**Problem:** Set down the material below in full, matching it exactly.

## BEGIN Extracted data

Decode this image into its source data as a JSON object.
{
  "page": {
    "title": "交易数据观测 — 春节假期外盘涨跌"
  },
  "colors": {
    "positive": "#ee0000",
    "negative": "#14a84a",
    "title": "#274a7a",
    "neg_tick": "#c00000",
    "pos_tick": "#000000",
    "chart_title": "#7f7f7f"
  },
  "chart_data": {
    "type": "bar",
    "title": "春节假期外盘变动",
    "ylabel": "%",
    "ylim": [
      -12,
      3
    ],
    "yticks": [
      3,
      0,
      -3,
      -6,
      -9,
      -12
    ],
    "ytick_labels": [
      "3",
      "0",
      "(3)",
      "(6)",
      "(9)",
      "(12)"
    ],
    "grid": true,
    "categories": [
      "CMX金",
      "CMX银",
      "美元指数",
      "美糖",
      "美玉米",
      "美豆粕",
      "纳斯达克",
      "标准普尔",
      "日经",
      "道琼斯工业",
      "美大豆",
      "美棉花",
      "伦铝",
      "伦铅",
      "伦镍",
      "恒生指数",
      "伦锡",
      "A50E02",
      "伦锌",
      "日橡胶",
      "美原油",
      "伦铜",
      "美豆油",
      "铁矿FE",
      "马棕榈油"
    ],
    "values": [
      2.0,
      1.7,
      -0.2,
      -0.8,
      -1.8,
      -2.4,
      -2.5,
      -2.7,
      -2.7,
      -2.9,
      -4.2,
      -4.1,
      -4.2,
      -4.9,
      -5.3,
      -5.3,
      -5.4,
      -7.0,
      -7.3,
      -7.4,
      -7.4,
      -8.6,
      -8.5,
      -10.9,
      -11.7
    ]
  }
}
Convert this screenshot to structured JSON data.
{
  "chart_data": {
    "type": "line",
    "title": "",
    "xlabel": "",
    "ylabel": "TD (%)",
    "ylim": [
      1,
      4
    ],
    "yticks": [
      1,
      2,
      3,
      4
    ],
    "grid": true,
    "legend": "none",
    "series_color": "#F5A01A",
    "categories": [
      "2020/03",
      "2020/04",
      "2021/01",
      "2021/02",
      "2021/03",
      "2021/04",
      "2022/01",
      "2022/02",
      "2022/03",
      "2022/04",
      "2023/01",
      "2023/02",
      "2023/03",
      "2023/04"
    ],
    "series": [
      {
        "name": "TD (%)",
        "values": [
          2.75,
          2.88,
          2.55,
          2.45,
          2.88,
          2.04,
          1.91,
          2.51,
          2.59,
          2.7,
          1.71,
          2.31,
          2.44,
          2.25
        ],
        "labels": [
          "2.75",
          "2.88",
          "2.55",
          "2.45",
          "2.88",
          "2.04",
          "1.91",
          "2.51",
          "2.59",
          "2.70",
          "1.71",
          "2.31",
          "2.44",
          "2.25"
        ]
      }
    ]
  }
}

## END Extracted data

**Output:**
Decode this image into its source data as a JSON object.
{
  "page": {
    "title": "交易数据观测 — 春节假期外盘涨跌"
  },
  "colors": {
    "positive": "#ee0000",
    "negative": "#14a84a",
    "title": "#274a7a",
    "neg_tick": "#c00000",
    "pos_tick": "#000000",
    "chart_title": "#7f7f7f"
  },
  "chart_data": {
    "type": "bar",
    "title": "春节假期外盘变动",
    "ylabel": "%",
    "ylim": [
      -12,
      3
    ],
    "yticks": [
      3,
      0,
      -3,
      -6,
      -9,
      -12
    ],
    "ytick_labels": [
      "3",
      "0",
      "(3)",
      "(6)",
      "(9)",
      "(12)"
    ],
    "grid": true,
    "categories": [
      "CMX金",
      "CMX银",
      "美元指数",
      "美糖",
      "美玉米",
      "美豆粕",
      "纳斯达克",
      "标准普尔",
      "日经",
      "道琼斯工业",
      "美大豆",
      "美棉花",
      "伦铝",
      "伦铅",
      "伦镍",
      "恒生指数",
      "伦锡",
      "A50E02",
      "伦锌",
      "日橡胶",
      "美原油",
      "伦铜",
      "美豆油",
      "铁矿FE",
      "马棕榈油"
    ],
    "values": [
      2.0,
      1.7,
      -0.2,
      -0.8,
      -1.8,
      -2.4,
      -2.5,
      -2.7,
      -2.7,
      -2.9,
      -4.2,
      -4.1,
      -4.2,
      -4.9,
      -5.3,
      -5.3,
      -5.4,
      -7.0,
      -7.3,
      -7.4,
      -7.4,
      -8.6,
      -8.5,
      -10.9,
      -11.7
    ]
  }
}
Convert this screenshot to structured JSON data.
{
  "chart_data": {
    "type": "line",
    "title": "",
    "xlabel": "",
    "ylabel": "TD (%)",
    "ylim": [
      1,
      4
    ],
    "yticks": [
      1,
      2,
      3,
      4
    ],
    "grid": true,
    "legend": "none",
    "series_color": "#F5A01A",
    "categories": [
      "2020/03",
      "2020/04",
      "2021/01",
      "2021/02",
      "2021/03",
      "2021/04",
      "2022/01",
      "2022/02",
      "2022/03",
      "2022/04",
      "2023/01",
      "2023/02",
      "2023/03",
      "2023/04"
    ],
    "series": [
      {
        "name": "TD (%)",
        "values": [
          2.75,
          2.88,
          2.55,
          2.45,
          2.88,
          2.04,
          1.91,
          2.51,
          2.59,
          2.7,
          1.71,
          2.31,
          2.44,
          2.25
        ],
        "labels": [
          "2.75",
          "2.88",
          "2.55",
          "2.45",
          "2.88",
          "2.04",
          "1.91",
          "2.51",
          "2.59",
          "2.70",
          "1.71",
          "2.31",
          "2.44",
          "2.25"
        ]
      }
    ]
  }
}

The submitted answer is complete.